-- begin Given entries --
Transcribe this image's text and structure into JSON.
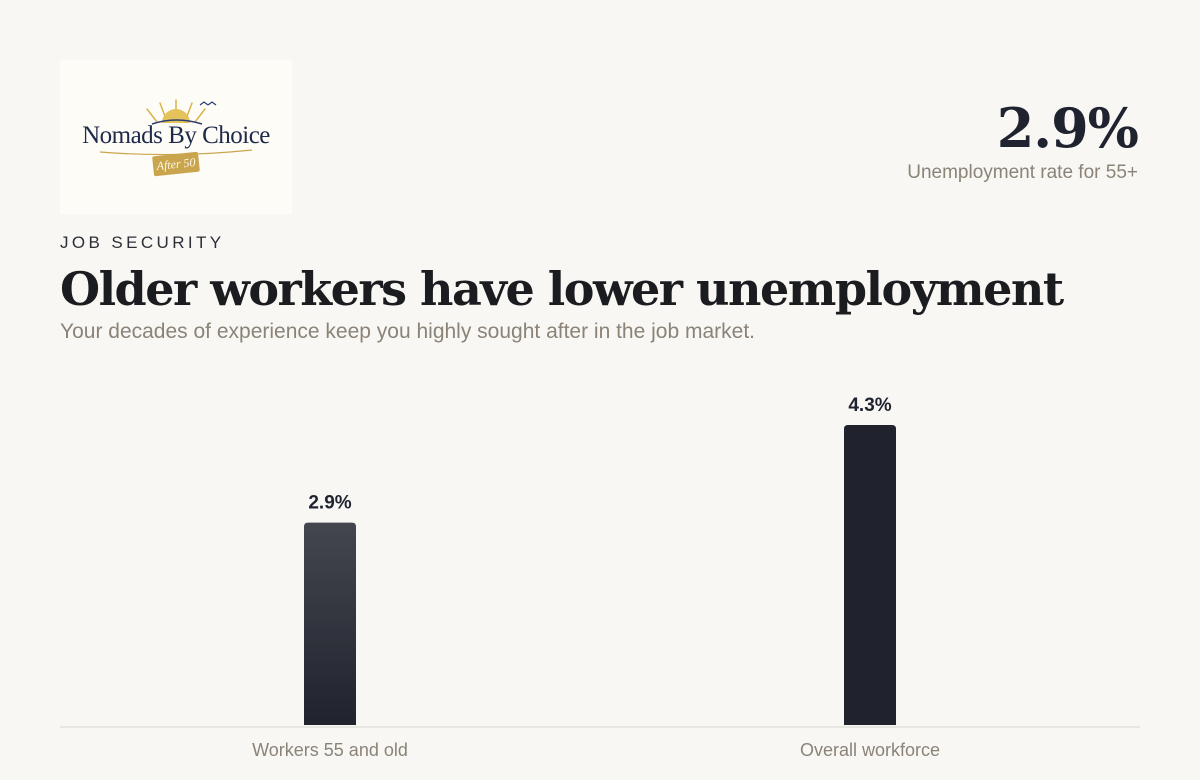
{
  "logo": {
    "wordmark": "Nomads By Choice",
    "tag": "After 50"
  },
  "stat": {
    "value": "2.9%",
    "label": "Unemployment rate for 55+"
  },
  "header": {
    "eyebrow": "JOB SECURITY",
    "title": "Older workers have lower unemployment",
    "subtitle": "Your decades of experience keep you highly sought after in the job market."
  },
  "colors": {
    "bar_primary": "#20232d",
    "bar_gradient_top": "#44464f",
    "axis": "#d9d6cf",
    "label": "#8b8378",
    "value_label": "#1f2330"
  },
  "chart_data": {
    "type": "bar",
    "categories": [
      "Workers 55 and old",
      "Overall workforce"
    ],
    "values": [
      2.9,
      4.3
    ],
    "value_labels": [
      "2.9%",
      "4.3%"
    ],
    "ylim": [
      0,
      4.3
    ],
    "grid": false
  }
}
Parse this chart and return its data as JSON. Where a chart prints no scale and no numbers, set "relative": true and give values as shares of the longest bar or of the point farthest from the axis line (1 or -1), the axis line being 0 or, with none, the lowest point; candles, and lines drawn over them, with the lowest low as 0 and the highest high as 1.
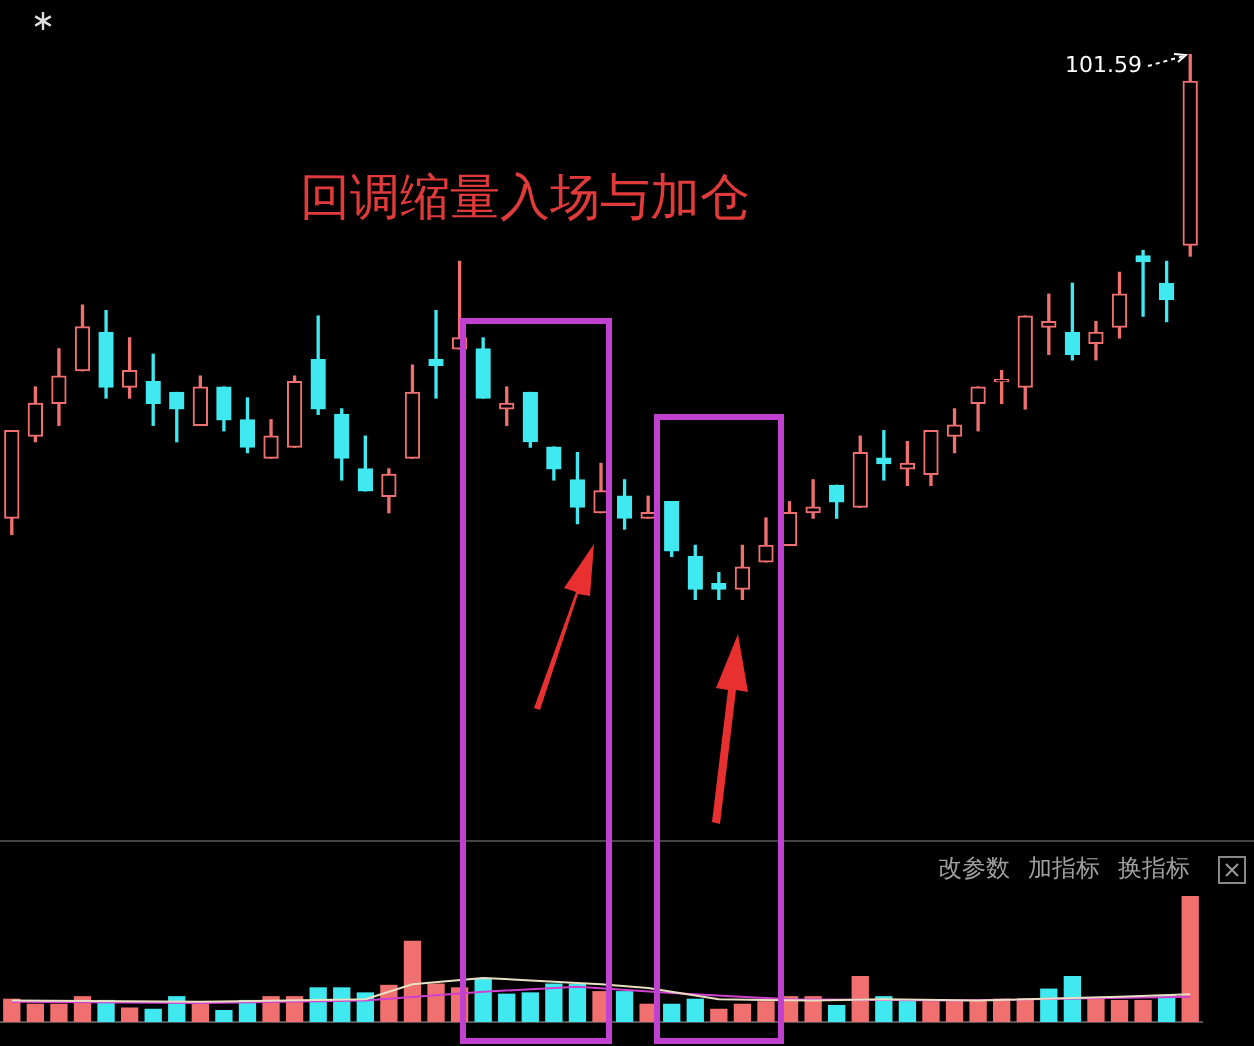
{
  "chart_data": [
    {
      "type": "candlestick",
      "title": "回调缩量入场与加仓",
      "relative": true,
      "tick_labels": false,
      "legend": false,
      "categories": [
        null,
        null,
        null,
        null,
        null,
        null,
        null,
        null,
        null,
        null,
        null,
        null,
        null,
        null,
        null,
        null,
        null,
        null,
        null,
        null,
        null,
        null,
        null,
        null,
        null,
        null,
        null,
        null,
        null,
        null,
        null,
        null,
        null,
        null,
        null,
        null,
        null,
        null,
        null,
        null,
        null,
        null,
        null,
        null,
        null,
        null,
        null,
        null,
        null,
        null,
        null
      ],
      "ohlc": [
        [
          0.15,
          0.31,
          0.12,
          0.31
        ],
        [
          0.3,
          0.39,
          0.29,
          0.36
        ],
        [
          0.36,
          0.46,
          0.32,
          0.41
        ],
        [
          0.42,
          0.54,
          0.42,
          0.5
        ],
        [
          0.49,
          0.53,
          0.37,
          0.39
        ],
        [
          0.39,
          0.48,
          0.37,
          0.42
        ],
        [
          0.4,
          0.45,
          0.32,
          0.36
        ],
        [
          0.38,
          0.38,
          0.29,
          0.35
        ],
        [
          0.32,
          0.41,
          0.32,
          0.39
        ],
        [
          0.39,
          0.39,
          0.31,
          0.33
        ],
        [
          0.33,
          0.37,
          0.27,
          0.28
        ],
        [
          0.26,
          0.33,
          0.26,
          0.3
        ],
        [
          0.28,
          0.41,
          0.28,
          0.4
        ],
        [
          0.44,
          0.52,
          0.34,
          0.35
        ],
        [
          0.34,
          0.35,
          0.22,
          0.26
        ],
        [
          0.24,
          0.3,
          0.2,
          0.2
        ],
        [
          0.19,
          0.24,
          0.16,
          0.23
        ],
        [
          0.26,
          0.43,
          0.26,
          0.38
        ],
        [
          0.44,
          0.53,
          0.37,
          0.43
        ],
        [
          0.46,
          0.62,
          0.46,
          0.48
        ],
        [
          0.46,
          0.48,
          0.37,
          0.37
        ],
        [
          0.35,
          0.39,
          0.32,
          0.36
        ],
        [
          0.38,
          0.38,
          0.28,
          0.29
        ],
        [
          0.28,
          0.28,
          0.22,
          0.24
        ],
        [
          0.22,
          0.27,
          0.14,
          0.17
        ],
        [
          0.16,
          0.25,
          0.16,
          0.2
        ],
        [
          0.19,
          0.22,
          0.13,
          0.15
        ],
        [
          0.15,
          0.19,
          0.15,
          0.16
        ],
        [
          0.18,
          0.18,
          0.08,
          0.09
        ],
        [
          0.08,
          0.1,
          0,
          0.02
        ],
        [
          0.03,
          0.05,
          0,
          0.02
        ],
        [
          0.02,
          0.1,
          0,
          0.06
        ],
        [
          0.07,
          0.15,
          0.07,
          0.1
        ],
        [
          0.1,
          0.18,
          0.1,
          0.16
        ],
        [
          0.16,
          0.22,
          0.15,
          0.17
        ],
        [
          0.21,
          0.21,
          0.15,
          0.18
        ],
        [
          0.17,
          0.3,
          0.17,
          0.27
        ],
        [
          0.26,
          0.31,
          0.22,
          0.25
        ],
        [
          0.24,
          0.29,
          0.21,
          0.25
        ],
        [
          0.23,
          0.31,
          0.21,
          0.31
        ],
        [
          0.3,
          0.35,
          0.27,
          0.32
        ],
        [
          0.36,
          0.39,
          0.31,
          0.39
        ],
        [
          0.4,
          0.42,
          0.36,
          0.4
        ],
        [
          0.39,
          0.52,
          0.35,
          0.52
        ],
        [
          0.5,
          0.56,
          0.45,
          0.51
        ],
        [
          0.49,
          0.58,
          0.44,
          0.45
        ],
        [
          0.47,
          0.51,
          0.44,
          0.49
        ],
        [
          0.5,
          0.6,
          0.48,
          0.56
        ],
        [
          0.63,
          0.64,
          0.52,
          0.62
        ],
        [
          0.58,
          0.62,
          0.51,
          0.55
        ],
        [
          0.65,
          1,
          0.63,
          0.95
        ]
      ],
      "colors": [
        "#f07070",
        "#f07070",
        "#f07070",
        "#f07070",
        "#40e8f0",
        "#f07070",
        "#40e8f0",
        "#40e8f0",
        "#f07070",
        "#40e8f0",
        "#40e8f0",
        "#f07070",
        "#f07070",
        "#40e8f0",
        "#40e8f0",
        "#40e8f0",
        "#f07070",
        "#f07070",
        "#40e8f0",
        "#f07070",
        "#40e8f0",
        "#f07070",
        "#40e8f0",
        "#40e8f0",
        "#40e8f0",
        "#f07070",
        "#40e8f0",
        "#f07070",
        "#40e8f0",
        "#40e8f0",
        "#40e8f0",
        "#f07070",
        "#f07070",
        "#f07070",
        "#f07070",
        "#40e8f0",
        "#f07070",
        "#40e8f0",
        "#f07070",
        "#f07070",
        "#f07070",
        "#f07070",
        "#f07070",
        "#f07070",
        "#f07070",
        "#40e8f0",
        "#f07070",
        "#f07070",
        "#40e8f0",
        "#40e8f0",
        "#f07070"
      ],
      "annotations": [
        "101.59"
      ]
    },
    {
      "type": "bar",
      "relative": true,
      "tick_labels": false,
      "legend": false,
      "categories": [
        null,
        null,
        null,
        null,
        null,
        null,
        null,
        null,
        null,
        null,
        null,
        null,
        null,
        null,
        null,
        null,
        null,
        null,
        null,
        null,
        null,
        null,
        null,
        null,
        null,
        null,
        null,
        null,
        null,
        null,
        null,
        null,
        null,
        null,
        null,
        null,
        null,
        null,
        null,
        null,
        null,
        null,
        null,
        null,
        null,
        null,
        null,
        null,
        null,
        null,
        null
      ],
      "series": [
        {
          "type": "bar",
          "values": [
            0.18,
            0.14,
            0.14,
            0.2,
            0.17,
            0.11,
            0.1,
            0.2,
            0.14,
            0.09,
            0.17,
            0.2,
            0.2,
            0.27,
            0.27,
            0.23,
            0.29,
            0.64,
            0.3,
            0.27,
            0.34,
            0.22,
            0.23,
            0.3,
            0.3,
            0.24,
            0.24,
            0.14,
            0.14,
            0.18,
            0.1,
            0.14,
            0.16,
            0.2,
            0.2,
            0.13,
            0.36,
            0.2,
            0.17,
            0.17,
            0.17,
            0.17,
            0.18,
            0.18,
            0.26,
            0.36,
            0.18,
            0.17,
            0.17,
            0.21,
            1
          ],
          "colors": [
            "#f07070",
            "#f07070",
            "#f07070",
            "#f07070",
            "#40e8f0",
            "#f07070",
            "#40e8f0",
            "#40e8f0",
            "#f07070",
            "#40e8f0",
            "#40e8f0",
            "#f07070",
            "#f07070",
            "#40e8f0",
            "#40e8f0",
            "#40e8f0",
            "#f07070",
            "#f07070",
            "#f07070",
            "#f07070",
            "#40e8f0",
            "#40e8f0",
            "#40e8f0",
            "#40e8f0",
            "#40e8f0",
            "#f07070",
            "#40e8f0",
            "#f07070",
            "#40e8f0",
            "#40e8f0",
            "#f07070",
            "#f07070",
            "#f07070",
            "#f07070",
            "#f07070",
            "#40e8f0",
            "#f07070",
            "#40e8f0",
            "#40e8f0",
            "#f07070",
            "#f07070",
            "#f07070",
            "#f07070",
            "#f07070",
            "#40e8f0",
            "#40e8f0",
            "#f07070",
            "#f07070",
            "#f07070",
            "#40e8f0",
            "#f07070"
          ]
        },
        {
          "type": "line",
          "color": "#e8e0c0",
          "values": [
            0.17,
            null,
            null,
            null,
            null,
            null,
            null,
            null,
            0.16,
            null,
            null,
            null,
            null,
            null,
            null,
            0.18,
            null,
            0.3,
            null,
            null,
            0.35,
            null,
            null,
            0.32,
            null,
            0.3,
            null,
            0.27,
            null,
            null,
            0.18,
            null,
            null,
            null,
            0.17,
            null,
            null,
            0.18,
            null,
            null,
            null,
            0.17,
            null,
            null,
            null,
            null,
            null,
            0.2,
            null,
            null,
            0.22
          ]
        },
        {
          "type": "line",
          "color": "#d040d0",
          "values": [
            0.16,
            null,
            null,
            null,
            null,
            null,
            null,
            null,
            0.15,
            null,
            null,
            null,
            null,
            null,
            null,
            0.17,
            null,
            null,
            null,
            null,
            0.24,
            null,
            null,
            null,
            0.28,
            null,
            null,
            null,
            0.23,
            null,
            null,
            null,
            null,
            0.18,
            null,
            null,
            null,
            null,
            null,
            null,
            0.17,
            null,
            null,
            null,
            null,
            null,
            null,
            null,
            null,
            null,
            0.2
          ]
        }
      ],
      "annotations": [
        "改参数",
        "加指标",
        "换指标"
      ]
    }
  ]
}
-- end Given entries --
(Directions for this task) Looking at the entries above, say how many lines contain the word "type". Only the number is wanted.

(Full answer) 6